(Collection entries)
┄┄┄┄┄┄

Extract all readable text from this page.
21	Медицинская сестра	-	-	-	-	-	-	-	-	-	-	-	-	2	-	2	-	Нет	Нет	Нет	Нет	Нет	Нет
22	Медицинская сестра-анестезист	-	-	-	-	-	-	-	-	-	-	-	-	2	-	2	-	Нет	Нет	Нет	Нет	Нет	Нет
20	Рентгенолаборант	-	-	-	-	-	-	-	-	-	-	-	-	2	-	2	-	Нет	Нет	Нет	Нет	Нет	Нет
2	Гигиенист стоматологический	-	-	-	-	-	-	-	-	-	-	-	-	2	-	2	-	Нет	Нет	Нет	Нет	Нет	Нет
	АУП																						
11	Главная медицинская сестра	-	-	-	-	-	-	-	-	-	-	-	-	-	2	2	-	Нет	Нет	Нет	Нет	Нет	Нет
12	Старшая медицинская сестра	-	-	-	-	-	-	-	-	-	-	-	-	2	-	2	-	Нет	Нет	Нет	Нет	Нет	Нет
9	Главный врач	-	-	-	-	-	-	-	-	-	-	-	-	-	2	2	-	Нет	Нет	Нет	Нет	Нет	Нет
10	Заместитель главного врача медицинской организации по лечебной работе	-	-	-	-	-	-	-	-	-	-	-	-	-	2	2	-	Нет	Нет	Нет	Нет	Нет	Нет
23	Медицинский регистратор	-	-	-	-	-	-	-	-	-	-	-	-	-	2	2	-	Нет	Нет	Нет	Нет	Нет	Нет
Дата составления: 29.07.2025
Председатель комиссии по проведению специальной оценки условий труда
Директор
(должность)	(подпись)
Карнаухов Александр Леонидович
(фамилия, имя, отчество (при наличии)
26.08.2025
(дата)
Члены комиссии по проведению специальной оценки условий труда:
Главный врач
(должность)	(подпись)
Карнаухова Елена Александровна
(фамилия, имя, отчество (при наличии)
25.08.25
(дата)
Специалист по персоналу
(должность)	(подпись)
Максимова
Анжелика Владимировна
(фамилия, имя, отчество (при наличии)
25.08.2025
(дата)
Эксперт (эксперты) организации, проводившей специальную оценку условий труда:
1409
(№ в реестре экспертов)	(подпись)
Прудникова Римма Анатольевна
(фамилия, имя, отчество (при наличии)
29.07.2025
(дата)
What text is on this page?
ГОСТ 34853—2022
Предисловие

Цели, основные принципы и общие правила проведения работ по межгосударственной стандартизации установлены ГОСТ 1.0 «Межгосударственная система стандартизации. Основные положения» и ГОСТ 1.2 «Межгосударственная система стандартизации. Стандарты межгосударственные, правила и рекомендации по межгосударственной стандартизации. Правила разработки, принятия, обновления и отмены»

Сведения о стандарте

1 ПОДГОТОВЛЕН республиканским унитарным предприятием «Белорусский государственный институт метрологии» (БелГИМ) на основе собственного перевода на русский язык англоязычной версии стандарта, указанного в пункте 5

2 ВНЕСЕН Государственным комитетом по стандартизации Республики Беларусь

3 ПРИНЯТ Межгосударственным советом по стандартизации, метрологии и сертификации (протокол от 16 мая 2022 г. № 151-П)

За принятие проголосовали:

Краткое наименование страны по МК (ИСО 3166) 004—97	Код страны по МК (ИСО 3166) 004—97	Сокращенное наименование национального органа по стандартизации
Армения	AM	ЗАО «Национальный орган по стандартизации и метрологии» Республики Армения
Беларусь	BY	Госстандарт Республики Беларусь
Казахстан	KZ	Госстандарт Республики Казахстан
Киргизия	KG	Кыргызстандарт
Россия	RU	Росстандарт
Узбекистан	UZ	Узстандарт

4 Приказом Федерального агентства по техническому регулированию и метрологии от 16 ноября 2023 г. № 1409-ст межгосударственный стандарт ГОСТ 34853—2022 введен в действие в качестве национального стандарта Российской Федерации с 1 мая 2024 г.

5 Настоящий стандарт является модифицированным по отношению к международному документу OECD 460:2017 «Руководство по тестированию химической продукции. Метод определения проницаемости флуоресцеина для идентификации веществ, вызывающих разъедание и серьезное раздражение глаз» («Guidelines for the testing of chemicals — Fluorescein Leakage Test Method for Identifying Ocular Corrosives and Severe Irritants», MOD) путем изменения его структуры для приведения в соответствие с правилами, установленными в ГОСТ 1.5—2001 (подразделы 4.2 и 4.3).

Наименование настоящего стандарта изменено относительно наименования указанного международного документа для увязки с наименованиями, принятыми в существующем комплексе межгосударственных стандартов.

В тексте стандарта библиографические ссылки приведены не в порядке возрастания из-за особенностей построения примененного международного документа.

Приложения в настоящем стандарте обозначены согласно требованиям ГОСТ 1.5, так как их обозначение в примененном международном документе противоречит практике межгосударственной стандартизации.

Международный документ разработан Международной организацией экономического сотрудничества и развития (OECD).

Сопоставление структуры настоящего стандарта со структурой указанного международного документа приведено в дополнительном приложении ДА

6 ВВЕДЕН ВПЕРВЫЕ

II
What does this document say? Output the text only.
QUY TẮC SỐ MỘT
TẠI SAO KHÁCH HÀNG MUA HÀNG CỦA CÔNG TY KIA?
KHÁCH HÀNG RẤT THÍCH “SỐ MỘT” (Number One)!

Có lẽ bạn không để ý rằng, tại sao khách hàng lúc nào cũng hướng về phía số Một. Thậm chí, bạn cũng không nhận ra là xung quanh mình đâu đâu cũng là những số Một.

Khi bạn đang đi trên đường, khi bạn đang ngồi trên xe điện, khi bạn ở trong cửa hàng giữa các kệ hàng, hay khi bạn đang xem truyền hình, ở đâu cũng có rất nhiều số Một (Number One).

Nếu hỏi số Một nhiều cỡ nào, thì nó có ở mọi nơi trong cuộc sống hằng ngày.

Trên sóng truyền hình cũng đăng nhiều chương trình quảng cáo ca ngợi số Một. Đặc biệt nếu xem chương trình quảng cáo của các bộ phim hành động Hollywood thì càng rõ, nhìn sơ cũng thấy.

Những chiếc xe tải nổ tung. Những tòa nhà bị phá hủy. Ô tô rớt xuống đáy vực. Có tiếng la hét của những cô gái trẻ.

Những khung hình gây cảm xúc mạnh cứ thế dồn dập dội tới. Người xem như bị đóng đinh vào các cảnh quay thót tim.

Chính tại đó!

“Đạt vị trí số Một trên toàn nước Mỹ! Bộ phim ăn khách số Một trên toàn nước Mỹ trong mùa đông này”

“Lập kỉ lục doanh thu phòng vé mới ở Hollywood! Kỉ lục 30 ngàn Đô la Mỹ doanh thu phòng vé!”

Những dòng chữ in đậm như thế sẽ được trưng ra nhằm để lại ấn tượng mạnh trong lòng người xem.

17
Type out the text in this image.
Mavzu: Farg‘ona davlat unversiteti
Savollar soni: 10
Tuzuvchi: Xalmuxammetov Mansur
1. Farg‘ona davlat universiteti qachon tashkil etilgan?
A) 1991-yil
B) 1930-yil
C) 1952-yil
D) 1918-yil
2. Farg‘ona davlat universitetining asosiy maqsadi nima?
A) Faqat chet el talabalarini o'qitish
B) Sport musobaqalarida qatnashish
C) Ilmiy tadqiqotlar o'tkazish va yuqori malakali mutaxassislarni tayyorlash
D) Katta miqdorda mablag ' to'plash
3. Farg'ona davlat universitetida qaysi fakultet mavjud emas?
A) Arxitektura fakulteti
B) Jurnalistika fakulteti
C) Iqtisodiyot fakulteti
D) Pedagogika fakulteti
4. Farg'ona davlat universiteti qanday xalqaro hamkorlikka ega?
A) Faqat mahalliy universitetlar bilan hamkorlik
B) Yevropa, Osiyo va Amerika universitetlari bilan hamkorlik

┄┄┄┄┄┄

### WHAT IS BEING ASKED
Pull every line containing "trong" out of the data above.

### EXERCISE RESULT
Khi bạn đang đi trên đường, khi bạn đang ngồi trên xe điện, khi bạn ở trong cửa hàng giữa các kệ hàng, hay khi bạn đang xem truyền hình, ở đâu cũng có rất nhiều số Một (Number One).
Nếu hỏi số Một nhiều cỡ nào, thì nó có ở mọi nơi trong cuộc sống hằng ngày.
“Đạt vị trí số Một trên toàn nước Mỹ! Bộ phim ăn khách số Một trên toàn nước Mỹ trong mùa đông này”
Những dòng chữ in đậm như thế sẽ được trưng ra nhằm để lại ấn tượng mạnh trong lòng người xem.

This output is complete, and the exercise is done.